**Written task:** Search the records below for the word "在扣除保险金额后". Pull out each line that has it.

**Given records:**
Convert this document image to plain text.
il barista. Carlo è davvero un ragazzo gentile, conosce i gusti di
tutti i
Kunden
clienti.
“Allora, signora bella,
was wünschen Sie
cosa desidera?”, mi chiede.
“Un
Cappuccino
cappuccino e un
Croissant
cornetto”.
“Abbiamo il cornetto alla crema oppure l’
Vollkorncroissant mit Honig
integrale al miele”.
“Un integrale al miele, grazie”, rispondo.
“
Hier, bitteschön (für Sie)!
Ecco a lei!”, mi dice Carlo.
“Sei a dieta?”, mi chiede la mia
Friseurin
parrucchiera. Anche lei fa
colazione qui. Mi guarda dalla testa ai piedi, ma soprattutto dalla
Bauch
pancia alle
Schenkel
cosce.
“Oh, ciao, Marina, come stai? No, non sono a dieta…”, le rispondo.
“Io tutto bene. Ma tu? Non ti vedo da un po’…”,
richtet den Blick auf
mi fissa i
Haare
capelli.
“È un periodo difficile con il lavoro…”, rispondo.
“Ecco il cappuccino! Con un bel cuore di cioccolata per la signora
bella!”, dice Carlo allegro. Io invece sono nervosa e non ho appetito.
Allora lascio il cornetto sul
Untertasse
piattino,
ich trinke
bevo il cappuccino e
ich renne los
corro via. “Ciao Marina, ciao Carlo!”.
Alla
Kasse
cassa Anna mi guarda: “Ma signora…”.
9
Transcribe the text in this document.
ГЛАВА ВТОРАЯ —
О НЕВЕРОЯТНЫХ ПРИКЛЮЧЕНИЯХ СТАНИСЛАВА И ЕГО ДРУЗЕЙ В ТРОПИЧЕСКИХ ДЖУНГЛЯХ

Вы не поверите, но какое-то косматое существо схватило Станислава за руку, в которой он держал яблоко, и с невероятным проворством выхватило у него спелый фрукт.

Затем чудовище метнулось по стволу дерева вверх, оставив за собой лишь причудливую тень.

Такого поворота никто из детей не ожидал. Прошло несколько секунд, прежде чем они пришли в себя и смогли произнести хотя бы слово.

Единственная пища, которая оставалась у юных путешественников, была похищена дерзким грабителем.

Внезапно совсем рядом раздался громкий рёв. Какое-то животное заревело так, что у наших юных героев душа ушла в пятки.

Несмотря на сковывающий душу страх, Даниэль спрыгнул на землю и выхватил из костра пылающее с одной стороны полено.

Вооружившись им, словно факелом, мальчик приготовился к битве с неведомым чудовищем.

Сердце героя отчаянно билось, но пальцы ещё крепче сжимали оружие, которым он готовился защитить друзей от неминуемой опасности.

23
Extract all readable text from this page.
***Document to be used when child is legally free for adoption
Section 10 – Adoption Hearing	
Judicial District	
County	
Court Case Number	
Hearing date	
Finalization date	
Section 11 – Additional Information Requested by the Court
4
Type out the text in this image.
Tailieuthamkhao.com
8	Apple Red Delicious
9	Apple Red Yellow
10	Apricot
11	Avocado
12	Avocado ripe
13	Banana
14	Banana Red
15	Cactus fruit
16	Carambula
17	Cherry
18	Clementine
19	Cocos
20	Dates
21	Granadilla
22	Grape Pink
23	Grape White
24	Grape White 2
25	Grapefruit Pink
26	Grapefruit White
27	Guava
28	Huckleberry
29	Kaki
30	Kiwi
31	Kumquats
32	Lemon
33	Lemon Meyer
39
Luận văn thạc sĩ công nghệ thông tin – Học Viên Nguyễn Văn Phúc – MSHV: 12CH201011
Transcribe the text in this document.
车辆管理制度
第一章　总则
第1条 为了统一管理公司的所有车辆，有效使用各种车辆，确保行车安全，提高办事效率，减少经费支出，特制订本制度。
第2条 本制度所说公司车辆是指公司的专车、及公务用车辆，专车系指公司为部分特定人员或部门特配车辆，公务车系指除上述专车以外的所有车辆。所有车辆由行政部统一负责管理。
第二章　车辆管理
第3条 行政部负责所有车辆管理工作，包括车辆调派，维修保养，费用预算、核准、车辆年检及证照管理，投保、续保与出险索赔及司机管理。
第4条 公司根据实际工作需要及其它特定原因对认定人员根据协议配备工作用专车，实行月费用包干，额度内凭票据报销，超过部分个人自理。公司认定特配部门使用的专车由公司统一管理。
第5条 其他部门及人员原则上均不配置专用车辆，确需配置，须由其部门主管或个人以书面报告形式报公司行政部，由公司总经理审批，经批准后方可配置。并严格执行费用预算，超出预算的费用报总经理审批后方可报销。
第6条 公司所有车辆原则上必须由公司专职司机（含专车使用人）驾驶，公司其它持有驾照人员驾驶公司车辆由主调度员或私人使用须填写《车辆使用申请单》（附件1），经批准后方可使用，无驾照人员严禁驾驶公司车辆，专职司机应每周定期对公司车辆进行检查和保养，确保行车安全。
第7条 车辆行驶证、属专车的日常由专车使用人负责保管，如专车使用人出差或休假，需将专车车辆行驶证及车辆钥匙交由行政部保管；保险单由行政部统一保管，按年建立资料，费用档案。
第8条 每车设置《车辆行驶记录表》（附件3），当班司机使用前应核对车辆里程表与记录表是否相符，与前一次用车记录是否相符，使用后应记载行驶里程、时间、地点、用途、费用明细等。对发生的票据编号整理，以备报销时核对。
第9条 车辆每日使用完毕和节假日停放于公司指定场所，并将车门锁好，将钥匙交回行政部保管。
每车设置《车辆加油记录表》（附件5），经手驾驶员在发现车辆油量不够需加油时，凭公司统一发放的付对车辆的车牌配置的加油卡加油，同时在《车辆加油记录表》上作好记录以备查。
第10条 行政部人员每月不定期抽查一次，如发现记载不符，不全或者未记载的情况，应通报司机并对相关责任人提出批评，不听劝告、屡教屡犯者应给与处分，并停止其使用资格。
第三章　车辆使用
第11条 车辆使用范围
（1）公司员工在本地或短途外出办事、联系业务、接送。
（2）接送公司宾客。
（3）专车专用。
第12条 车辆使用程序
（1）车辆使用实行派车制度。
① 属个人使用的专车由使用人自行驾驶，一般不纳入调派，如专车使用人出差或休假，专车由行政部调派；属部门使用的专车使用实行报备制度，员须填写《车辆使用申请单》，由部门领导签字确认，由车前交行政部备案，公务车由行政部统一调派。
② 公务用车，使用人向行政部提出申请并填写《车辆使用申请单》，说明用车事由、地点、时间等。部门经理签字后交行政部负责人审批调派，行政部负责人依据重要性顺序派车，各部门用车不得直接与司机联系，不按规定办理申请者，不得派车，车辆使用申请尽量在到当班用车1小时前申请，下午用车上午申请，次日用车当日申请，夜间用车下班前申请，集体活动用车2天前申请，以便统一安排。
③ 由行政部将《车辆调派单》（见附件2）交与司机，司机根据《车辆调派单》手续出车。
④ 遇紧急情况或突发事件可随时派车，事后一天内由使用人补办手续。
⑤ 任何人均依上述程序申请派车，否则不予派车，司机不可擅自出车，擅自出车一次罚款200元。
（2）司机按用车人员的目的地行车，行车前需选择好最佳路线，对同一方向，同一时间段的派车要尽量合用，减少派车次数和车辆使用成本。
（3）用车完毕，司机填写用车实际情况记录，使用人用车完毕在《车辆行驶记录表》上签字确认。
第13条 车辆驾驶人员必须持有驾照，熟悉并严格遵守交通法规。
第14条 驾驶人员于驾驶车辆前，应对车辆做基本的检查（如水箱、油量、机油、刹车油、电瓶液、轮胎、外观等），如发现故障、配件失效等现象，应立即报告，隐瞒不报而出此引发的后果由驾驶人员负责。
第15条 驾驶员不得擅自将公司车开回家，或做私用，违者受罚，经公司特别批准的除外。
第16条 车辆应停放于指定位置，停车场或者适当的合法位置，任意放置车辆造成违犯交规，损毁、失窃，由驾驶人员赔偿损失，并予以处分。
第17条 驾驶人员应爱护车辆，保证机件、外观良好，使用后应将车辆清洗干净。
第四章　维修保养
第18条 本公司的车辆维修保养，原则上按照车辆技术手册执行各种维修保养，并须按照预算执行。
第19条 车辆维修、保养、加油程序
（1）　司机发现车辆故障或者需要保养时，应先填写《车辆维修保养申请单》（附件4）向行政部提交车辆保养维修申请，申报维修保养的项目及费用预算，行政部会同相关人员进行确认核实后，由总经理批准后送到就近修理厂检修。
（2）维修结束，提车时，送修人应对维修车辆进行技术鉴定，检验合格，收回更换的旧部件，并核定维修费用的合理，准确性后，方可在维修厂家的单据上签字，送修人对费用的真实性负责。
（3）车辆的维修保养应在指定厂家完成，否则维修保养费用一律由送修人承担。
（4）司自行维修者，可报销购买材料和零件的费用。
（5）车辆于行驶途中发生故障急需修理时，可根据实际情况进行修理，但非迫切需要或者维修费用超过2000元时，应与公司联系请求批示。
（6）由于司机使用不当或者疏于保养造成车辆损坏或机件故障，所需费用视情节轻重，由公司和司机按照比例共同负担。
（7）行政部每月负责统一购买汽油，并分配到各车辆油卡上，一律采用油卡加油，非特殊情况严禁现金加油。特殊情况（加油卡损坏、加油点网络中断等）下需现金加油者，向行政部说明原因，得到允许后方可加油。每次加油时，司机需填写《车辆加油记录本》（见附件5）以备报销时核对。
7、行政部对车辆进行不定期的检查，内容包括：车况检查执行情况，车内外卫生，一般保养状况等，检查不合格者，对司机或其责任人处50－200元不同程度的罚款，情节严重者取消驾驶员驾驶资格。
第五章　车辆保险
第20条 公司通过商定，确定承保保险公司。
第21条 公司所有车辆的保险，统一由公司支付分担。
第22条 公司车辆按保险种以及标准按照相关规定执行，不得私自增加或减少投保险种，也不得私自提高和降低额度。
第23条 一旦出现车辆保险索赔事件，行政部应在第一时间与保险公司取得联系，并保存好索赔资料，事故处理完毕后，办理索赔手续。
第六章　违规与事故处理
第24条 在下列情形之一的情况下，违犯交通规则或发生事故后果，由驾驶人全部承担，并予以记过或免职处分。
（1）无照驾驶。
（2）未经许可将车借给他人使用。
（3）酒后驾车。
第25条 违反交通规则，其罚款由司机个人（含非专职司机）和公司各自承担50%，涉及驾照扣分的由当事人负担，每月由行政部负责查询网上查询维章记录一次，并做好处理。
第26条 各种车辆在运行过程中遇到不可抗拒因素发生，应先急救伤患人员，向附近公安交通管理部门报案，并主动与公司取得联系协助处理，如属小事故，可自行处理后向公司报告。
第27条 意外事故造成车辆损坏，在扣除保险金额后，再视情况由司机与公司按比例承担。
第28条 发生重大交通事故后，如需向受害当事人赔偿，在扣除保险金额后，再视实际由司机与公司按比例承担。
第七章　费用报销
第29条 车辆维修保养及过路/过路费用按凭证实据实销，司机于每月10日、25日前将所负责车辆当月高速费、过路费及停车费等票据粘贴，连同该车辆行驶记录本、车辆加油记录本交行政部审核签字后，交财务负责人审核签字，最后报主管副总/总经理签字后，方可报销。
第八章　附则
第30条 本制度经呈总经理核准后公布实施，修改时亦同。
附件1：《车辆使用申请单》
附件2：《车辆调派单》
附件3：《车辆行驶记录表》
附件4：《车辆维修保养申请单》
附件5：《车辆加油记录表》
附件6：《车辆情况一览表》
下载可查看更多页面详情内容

**Response to this task:**
第27条 意外事故造成车辆损坏，在扣除保险金额后，再视情况由司机与公司按比例承担。
第28条 发生重大交通事故后，如需向受害当事人赔偿，在扣除保险金额后，再视实际由司机与公司按比例承担。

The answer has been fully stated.